Figure content listings →
__________

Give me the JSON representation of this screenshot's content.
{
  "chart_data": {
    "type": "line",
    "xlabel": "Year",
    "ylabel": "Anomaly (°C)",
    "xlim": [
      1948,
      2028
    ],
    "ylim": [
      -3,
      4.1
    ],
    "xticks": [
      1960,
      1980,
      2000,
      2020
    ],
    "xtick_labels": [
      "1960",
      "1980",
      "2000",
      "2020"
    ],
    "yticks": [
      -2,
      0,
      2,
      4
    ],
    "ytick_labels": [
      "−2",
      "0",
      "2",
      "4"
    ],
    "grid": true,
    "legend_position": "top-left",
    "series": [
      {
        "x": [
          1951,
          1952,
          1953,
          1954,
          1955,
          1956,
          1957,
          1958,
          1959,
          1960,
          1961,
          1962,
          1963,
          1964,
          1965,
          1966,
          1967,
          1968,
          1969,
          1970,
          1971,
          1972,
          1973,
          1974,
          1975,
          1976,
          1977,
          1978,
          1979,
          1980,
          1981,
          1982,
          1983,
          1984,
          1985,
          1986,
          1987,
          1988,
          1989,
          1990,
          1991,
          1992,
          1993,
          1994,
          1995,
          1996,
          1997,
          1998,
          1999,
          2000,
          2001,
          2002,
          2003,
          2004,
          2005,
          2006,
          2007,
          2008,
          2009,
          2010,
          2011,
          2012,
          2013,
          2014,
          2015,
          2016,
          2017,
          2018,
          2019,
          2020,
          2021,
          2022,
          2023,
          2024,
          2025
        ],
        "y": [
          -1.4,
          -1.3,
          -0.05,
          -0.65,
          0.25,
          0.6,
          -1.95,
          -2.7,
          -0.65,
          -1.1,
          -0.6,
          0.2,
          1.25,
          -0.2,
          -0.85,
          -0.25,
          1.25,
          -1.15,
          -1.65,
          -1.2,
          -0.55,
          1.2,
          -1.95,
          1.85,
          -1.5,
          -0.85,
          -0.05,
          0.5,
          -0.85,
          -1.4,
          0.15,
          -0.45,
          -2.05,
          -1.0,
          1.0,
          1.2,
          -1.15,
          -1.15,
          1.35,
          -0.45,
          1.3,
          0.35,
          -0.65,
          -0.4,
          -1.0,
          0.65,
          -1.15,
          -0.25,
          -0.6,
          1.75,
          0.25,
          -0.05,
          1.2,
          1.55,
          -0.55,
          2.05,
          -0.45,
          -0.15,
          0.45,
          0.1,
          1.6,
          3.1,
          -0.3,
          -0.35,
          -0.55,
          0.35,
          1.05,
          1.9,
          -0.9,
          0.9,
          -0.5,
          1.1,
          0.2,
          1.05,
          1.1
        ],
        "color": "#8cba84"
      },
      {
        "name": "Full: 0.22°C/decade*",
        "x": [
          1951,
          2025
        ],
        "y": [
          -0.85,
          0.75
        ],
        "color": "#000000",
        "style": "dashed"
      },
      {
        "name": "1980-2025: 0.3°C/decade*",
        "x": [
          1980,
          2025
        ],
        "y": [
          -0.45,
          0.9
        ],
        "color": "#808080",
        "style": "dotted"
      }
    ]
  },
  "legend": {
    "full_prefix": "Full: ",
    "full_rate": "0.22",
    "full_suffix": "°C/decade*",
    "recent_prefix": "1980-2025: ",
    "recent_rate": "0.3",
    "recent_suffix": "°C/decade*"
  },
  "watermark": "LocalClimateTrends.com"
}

__________

GIVEN REQUEST →
Extract the complete listing above, reproducing each line exactly.

RESULT →
Give me the JSON representation of this screenshot's content.
{
  "chart_data": {
    "type": "line",
    "xlabel": "Year",
    "ylabel": "Anomaly (°C)",
    "xlim": [
      1948,
      2028
    ],
    "ylim": [
      -3,
      4.1
    ],
    "xticks": [
      1960,
      1980,
      2000,
      2020
    ],
    "xtick_labels": [
      "1960",
      "1980",
      "2000",
      "2020"
    ],
    "yticks": [
      -2,
      0,
      2,
      4
    ],
    "ytick_labels": [
      "−2",
      "0",
      "2",
      "4"
    ],
    "grid": true,
    "legend_position": "top-left",
    "series": [
      {
        "x": [
          1951,
          1952,
          1953,
          1954,
          1955,
          1956,
          1957,
          1958,
          1959,
          1960,
          1961,
          1962,
          1963,
          1964,
          1965,
          1966,
          1967,
          1968,
          1969,
          1970,
          1971,
          1972,
          1973,
          1974,
          1975,
          1976,
          1977,
          1978,
          1979,
          1980,
          1981,
          1982,
          1983,
          1984,
          1985,
          1986,
          1987,
          1988,
          1989,
          1990,
          1991,
          1992,
          1993,
          1994,
          1995,
          1996,
          1997,
          1998,
          1999,
          2000,
          2001,
          2002,
          2003,
          2004,
          2005,
          2006,
          2007,
          2008,
          2009,
          2010,
          2011,
          2012,
          2013,
          2014,
          2015,
          2016,
          2017,
          2018,
          2019,
          2020,
          2021,
          2022,
          2023,
          2024,
          2025
        ],
        "y": [
          -1.4,
          -1.3,
          -0.05,
          -0.65,
          0.25,
          0.6,
          -1.95,
          -2.7,
          -0.65,
          -1.1,
          -0.6,
          0.2,
          1.25,
          -0.2,
          -0.85,
          -0.25,
          1.25,
          -1.15,
          -1.65,
          -1.2,
          -0.55,
          1.2,
          -1.95,
          1.85,
          -1.5,
          -0.85,
          -0.05,
          0.5,
          -0.85,
          -1.4,
          0.15,
          -0.45,
          -2.05,
          -1.0,
          1.0,
          1.2,
          -1.15,
          -1.15,
          1.35,
          -0.45,
          1.3,
          0.35,
          -0.65,
          -0.4,
          -1.0,
          0.65,
          -1.15,
          -0.25,
          -0.6,
          1.75,
          0.25,
          -0.05,
          1.2,
          1.55,
          -0.55,
          2.05,
          -0.45,
          -0.15,
          0.45,
          0.1,
          1.6,
          3.1,
          -0.3,
          -0.35,
          -0.55,
          0.35,
          1.05,
          1.9,
          -0.9,
          0.9,
          -0.5,
          1.1,
          0.2,
          1.05,
          1.1
        ],
        "color": "#8cba84"
      },
      {
        "name": "Full: 0.22°C/decade*",
        "x": [
          1951,
          2025
        ],
        "y": [
          -0.85,
          0.75
        ],
        "color": "#000000",
        "style": "dashed"
      },
      {
        "name": "1980-2025: 0.3°C/decade*",
        "x": [
          1980,
          2025
        ],
        "y": [
          -0.45,
          0.9
        ],
        "color": "#808080",
        "style": "dotted"
      }
    ]
  },
  "legend": {
    "full_prefix": "Full: ",
    "full_rate": "0.22",
    "full_suffix": "°C/decade*",
    "recent_prefix": "1980-2025: ",
    "recent_rate": "0.3",
    "recent_suffix": "°C/decade*"
  },
  "watermark": "LocalClimateTrends.com"
}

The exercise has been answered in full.